GIVEN ENTRIES »

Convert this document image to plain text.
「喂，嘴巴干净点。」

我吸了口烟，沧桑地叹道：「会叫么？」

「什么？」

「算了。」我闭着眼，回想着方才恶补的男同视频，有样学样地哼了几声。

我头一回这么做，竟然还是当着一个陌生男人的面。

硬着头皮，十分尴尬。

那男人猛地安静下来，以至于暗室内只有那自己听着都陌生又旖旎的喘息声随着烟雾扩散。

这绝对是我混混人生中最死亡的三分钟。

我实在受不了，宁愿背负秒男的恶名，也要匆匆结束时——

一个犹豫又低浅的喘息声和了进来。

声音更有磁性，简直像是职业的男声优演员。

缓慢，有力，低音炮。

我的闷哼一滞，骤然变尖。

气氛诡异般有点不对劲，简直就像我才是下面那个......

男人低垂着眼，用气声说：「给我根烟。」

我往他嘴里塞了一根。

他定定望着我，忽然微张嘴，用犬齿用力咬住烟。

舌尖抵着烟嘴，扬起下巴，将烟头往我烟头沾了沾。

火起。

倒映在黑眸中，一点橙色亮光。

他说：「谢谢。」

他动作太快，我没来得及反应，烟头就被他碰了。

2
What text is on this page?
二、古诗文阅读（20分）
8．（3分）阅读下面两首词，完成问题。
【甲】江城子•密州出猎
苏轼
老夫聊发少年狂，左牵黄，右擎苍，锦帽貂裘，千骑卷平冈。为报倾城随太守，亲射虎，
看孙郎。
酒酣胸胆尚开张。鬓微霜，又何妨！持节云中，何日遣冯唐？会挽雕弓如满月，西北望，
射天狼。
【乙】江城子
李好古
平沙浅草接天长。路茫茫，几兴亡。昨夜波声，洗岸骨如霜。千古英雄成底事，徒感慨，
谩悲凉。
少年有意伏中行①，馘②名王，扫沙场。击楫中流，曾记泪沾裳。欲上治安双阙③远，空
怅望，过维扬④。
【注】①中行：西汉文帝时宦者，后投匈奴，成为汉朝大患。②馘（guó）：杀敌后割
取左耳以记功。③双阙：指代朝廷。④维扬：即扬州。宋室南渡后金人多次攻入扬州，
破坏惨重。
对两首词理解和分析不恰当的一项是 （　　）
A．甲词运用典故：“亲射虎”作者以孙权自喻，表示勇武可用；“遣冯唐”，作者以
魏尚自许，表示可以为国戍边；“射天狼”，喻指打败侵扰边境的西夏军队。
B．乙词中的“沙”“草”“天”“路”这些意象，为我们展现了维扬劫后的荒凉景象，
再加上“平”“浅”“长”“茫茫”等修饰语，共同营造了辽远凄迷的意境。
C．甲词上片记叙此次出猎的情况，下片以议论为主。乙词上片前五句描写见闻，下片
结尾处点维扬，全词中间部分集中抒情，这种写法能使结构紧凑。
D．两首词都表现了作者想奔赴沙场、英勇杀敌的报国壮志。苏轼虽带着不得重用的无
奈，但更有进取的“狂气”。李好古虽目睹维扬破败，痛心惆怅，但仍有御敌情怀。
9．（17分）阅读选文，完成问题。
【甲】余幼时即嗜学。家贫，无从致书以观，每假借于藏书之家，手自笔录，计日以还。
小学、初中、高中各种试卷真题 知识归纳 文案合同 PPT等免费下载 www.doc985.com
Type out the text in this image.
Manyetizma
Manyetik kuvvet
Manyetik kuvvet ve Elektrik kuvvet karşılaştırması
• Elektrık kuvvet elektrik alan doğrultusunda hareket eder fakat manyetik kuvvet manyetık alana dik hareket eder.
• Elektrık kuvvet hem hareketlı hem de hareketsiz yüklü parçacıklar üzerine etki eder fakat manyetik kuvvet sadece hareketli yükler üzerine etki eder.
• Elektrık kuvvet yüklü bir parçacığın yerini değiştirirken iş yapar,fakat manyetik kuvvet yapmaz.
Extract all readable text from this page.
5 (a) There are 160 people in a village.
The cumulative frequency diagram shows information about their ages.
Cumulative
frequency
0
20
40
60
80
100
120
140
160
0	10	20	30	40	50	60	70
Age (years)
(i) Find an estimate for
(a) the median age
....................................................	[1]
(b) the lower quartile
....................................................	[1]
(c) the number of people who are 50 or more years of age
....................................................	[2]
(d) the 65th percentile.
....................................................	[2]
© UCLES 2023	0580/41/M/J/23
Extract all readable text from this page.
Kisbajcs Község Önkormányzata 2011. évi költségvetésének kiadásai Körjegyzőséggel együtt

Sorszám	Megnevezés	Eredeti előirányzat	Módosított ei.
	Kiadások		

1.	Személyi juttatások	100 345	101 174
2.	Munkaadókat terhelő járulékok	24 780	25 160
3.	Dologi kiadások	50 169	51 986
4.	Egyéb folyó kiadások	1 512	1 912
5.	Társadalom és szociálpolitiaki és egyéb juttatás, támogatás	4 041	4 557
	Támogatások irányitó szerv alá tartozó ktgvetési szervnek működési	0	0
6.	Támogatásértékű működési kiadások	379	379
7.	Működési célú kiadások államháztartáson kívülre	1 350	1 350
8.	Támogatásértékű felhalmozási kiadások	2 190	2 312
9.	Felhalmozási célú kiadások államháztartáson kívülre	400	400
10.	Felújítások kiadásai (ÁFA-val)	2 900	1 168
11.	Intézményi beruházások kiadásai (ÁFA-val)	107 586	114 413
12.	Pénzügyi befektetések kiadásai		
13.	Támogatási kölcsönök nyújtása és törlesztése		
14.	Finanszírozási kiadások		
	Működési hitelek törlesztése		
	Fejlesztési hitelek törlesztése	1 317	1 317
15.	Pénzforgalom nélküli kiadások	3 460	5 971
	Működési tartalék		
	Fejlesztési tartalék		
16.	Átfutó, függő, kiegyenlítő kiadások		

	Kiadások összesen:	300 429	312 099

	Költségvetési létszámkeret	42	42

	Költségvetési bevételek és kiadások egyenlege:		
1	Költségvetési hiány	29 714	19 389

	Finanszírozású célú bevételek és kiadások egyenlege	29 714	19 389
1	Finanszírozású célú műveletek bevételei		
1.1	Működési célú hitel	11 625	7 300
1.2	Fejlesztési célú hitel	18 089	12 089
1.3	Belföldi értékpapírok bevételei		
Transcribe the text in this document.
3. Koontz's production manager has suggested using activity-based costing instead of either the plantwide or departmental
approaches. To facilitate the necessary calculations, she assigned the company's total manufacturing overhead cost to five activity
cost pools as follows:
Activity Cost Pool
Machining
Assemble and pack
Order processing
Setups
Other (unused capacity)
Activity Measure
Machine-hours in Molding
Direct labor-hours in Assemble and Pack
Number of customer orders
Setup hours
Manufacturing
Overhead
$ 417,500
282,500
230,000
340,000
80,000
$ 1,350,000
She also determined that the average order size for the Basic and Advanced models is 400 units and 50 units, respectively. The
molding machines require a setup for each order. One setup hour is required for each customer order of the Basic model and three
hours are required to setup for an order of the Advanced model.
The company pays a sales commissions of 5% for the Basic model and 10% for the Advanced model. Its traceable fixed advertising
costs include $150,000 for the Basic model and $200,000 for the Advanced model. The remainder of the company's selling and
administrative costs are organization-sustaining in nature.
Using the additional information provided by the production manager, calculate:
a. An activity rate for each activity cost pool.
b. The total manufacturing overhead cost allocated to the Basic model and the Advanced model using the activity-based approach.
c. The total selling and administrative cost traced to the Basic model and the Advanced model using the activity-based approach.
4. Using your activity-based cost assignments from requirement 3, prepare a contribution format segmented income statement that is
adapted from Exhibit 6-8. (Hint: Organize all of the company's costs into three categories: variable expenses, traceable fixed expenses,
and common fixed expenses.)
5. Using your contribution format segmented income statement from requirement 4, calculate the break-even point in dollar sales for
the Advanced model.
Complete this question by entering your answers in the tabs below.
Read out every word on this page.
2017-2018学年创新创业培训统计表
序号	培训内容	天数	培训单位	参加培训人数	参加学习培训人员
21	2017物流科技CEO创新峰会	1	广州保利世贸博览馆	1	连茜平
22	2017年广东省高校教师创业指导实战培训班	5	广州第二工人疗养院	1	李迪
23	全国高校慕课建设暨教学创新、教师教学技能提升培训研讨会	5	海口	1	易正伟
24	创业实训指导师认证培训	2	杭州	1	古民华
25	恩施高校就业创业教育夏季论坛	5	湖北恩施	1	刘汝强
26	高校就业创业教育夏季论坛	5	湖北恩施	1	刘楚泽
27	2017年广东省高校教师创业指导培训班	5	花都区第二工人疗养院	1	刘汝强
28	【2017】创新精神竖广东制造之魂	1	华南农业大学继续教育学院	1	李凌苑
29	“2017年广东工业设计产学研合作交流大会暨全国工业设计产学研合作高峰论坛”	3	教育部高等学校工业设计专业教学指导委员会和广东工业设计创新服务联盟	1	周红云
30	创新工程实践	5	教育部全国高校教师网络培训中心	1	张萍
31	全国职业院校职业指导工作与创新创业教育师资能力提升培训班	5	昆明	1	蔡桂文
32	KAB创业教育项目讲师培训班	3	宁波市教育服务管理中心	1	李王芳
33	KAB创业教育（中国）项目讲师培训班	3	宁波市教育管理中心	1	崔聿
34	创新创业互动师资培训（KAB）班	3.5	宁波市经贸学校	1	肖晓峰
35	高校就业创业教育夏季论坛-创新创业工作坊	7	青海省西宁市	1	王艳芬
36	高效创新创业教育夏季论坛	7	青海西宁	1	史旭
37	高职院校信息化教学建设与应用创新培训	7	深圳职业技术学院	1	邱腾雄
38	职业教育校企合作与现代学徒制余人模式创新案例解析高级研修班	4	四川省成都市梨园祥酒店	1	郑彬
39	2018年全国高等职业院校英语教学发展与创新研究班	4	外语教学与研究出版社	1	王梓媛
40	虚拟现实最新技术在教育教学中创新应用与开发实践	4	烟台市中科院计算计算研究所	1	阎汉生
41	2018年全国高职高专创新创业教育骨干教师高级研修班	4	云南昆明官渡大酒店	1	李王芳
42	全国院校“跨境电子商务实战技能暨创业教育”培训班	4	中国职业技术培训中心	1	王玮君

EXERCISE BRIEF » Only the number is wanted: how many lines above include the word "costs"?

EXERCISE SOLUTION » 3